» **TEXTO DA PÁGINA**
******
Livro sublinha geografia do samba carioca

PEDRO ALEXANDRE SANCHES
DA REPORTAGEM LOCAL

Um mapeamento do samba pela ótica de seus compositores é o que se propõe a fazer "Heranças do Samba", escrito a seis mãos pelo compositor Aldir Blanc e pelos jornalistas Hugo Sukman, de "O Globo", e Luiz Fernando Vianna, da Folha.
Dada a sua composição mista, a obra entremeia momentos mais poéticos (provável cortesia de Blanc) com fundamentos de livro-reportagem -é abundante em entrevistas com atores do samba, material fotográfico etc.
Traz duas novidades em relação à (pequena) bibliografia já disponível do samba. A primeira delas é que, sem querer se deter unicamente no Rio de Janeiro, acaba contando uma história geográfica do samba da cidade.
******
» **TAREFA SOLICITADA**
Transcreva integralmente o texto acima sobre o livro "Heranças do Samba", sem nenhuma alteração.
******
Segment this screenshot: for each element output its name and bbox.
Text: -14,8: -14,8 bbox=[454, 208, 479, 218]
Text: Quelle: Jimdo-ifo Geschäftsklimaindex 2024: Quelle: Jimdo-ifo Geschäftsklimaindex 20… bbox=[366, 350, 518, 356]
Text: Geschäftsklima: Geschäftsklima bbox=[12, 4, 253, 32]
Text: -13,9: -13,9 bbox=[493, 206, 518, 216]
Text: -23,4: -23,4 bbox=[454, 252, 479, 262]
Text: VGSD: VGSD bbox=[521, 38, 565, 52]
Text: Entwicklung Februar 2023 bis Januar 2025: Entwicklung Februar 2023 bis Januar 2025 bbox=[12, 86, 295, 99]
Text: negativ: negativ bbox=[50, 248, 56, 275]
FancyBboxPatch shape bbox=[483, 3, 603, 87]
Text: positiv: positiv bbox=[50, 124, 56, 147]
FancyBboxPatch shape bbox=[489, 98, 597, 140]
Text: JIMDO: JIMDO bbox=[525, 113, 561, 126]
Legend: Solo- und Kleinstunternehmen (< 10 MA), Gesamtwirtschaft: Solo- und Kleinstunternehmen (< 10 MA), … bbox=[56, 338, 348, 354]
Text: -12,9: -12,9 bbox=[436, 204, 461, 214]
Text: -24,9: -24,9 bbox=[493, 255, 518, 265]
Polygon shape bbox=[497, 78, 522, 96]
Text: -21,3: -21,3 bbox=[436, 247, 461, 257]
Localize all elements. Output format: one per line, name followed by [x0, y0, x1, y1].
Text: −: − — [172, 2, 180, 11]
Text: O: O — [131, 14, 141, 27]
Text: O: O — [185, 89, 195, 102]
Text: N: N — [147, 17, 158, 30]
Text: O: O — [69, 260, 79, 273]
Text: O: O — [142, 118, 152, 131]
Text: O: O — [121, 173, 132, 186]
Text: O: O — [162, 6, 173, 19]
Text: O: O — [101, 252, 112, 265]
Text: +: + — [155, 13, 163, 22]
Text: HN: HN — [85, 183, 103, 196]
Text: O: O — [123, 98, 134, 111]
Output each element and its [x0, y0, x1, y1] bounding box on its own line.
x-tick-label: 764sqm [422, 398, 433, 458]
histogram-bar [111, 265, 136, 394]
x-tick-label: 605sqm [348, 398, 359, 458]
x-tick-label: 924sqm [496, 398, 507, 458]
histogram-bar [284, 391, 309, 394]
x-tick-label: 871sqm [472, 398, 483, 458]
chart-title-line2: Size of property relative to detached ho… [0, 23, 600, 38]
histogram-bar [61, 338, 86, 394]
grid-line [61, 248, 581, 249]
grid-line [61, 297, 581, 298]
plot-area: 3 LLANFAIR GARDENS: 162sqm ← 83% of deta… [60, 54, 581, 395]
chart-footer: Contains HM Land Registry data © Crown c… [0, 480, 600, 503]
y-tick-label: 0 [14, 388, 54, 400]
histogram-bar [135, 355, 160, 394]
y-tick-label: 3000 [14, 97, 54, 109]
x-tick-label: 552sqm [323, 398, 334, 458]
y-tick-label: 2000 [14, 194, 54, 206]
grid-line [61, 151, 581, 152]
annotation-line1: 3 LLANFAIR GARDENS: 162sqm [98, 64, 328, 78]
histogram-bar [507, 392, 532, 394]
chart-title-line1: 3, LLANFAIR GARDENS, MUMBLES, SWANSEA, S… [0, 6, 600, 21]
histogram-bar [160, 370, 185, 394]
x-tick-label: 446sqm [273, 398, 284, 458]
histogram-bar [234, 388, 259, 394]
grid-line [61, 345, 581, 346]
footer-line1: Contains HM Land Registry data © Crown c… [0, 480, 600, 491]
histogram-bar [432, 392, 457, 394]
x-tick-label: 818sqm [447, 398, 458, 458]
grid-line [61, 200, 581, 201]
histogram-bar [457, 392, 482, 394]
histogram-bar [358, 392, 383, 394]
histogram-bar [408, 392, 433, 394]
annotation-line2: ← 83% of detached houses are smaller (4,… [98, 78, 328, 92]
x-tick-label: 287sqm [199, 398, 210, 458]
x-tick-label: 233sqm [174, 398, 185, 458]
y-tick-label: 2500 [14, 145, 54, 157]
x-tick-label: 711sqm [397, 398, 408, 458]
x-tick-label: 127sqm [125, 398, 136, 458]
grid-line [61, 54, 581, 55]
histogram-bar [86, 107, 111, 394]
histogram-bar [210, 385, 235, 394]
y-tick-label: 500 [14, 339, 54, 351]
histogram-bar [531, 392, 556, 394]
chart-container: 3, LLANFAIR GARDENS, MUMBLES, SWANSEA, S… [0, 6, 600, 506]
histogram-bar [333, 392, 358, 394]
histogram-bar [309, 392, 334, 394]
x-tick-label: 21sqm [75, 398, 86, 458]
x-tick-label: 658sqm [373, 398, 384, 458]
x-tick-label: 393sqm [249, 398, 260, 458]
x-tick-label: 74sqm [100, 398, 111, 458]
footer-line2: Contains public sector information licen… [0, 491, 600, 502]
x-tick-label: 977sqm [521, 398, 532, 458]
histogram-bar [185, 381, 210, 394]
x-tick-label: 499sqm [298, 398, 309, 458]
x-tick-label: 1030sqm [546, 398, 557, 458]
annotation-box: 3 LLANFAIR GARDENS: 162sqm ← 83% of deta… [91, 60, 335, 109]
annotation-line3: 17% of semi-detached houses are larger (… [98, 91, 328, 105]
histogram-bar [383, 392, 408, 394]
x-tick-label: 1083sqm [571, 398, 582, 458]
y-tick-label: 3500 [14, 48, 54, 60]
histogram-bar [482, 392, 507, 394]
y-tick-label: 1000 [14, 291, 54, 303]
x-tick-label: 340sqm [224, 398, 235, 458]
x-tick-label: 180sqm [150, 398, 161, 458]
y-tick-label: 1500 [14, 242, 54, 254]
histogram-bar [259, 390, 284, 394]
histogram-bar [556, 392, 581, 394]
******
» **RESULTADO**
Livro sublinha geografia do samba carioca

PEDRO ALEXANDRE SANCHES
DA REPORTAGEM LOCAL

Um mapeamento do samba pela ótica de seus compositores é o que se propõe a fazer "Heranças do Samba", escrito a seis mãos pelo compositor Aldir Blanc e pelos jornalistas Hugo Sukman, de "O Globo", e Luiz Fernando Vianna, da Folha.
Dada a sua composição mista, a obra entremeia momentos mais poéticos (provável cortesia de Blanc) com fundamentos de livro-reportagem -é abundante em entrevistas com atores do samba, material fotográfico etc.
Traz duas novidades em relação à (pequena) bibliografia já disponível do samba. A primeira delas é que, sem querer se deter unicamente no Rio de Janeiro, acaba contando uma história geográfica do samba da cidade.